[Collected data entries]
────────────────────
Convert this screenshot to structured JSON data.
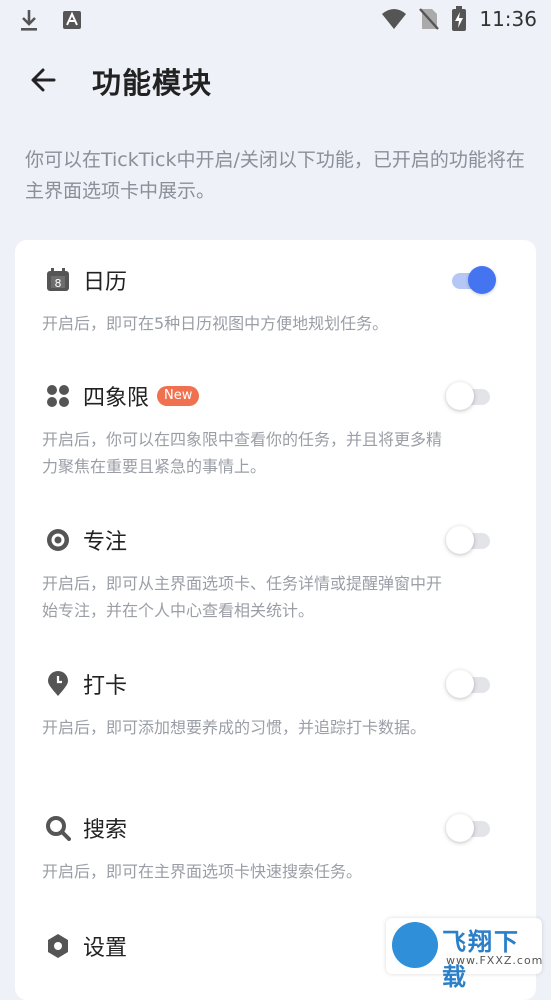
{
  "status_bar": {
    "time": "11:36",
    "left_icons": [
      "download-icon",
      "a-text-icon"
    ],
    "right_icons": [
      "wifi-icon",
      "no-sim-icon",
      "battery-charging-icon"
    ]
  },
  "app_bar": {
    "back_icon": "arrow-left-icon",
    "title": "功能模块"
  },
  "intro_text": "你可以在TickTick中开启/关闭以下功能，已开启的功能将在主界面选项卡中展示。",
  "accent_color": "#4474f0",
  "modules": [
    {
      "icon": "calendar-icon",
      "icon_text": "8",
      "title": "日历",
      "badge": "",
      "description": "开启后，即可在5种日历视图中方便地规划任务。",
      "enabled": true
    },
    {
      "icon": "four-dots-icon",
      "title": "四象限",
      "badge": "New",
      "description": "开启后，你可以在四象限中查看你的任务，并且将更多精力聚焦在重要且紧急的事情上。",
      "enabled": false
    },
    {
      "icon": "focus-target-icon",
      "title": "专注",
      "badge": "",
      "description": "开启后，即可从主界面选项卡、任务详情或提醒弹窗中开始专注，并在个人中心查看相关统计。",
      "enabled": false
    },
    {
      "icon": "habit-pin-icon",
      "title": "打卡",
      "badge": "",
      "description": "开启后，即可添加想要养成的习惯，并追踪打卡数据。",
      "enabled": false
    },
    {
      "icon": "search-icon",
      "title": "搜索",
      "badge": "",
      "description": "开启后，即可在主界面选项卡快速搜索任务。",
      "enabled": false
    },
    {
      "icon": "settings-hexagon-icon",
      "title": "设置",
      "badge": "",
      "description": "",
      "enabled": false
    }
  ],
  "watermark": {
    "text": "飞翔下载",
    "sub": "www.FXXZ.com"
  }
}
────────────────────
## TASK PROMPT
Pull every line containing "description" from the material above.

## RESULT OF THIS EXERCISE
      "description": "开启后，即可在5种日历视图中方便地规划任务。",
      "description": "开启后，你可以在四象限中查看你的任务，并且将更多精力聚焦在重要且紧急的事情上。",
      "description": "开启后，即可从主界面选项卡、任务详情或提醒弹窗中开始专注，并在个人中心查看相关统计。",
      "description": "开启后，即可添加想要养成的习惯，并追踪打卡数据。",
      "description": "开启后，即可在主界面选项卡快速搜索任务。",
      "description": "",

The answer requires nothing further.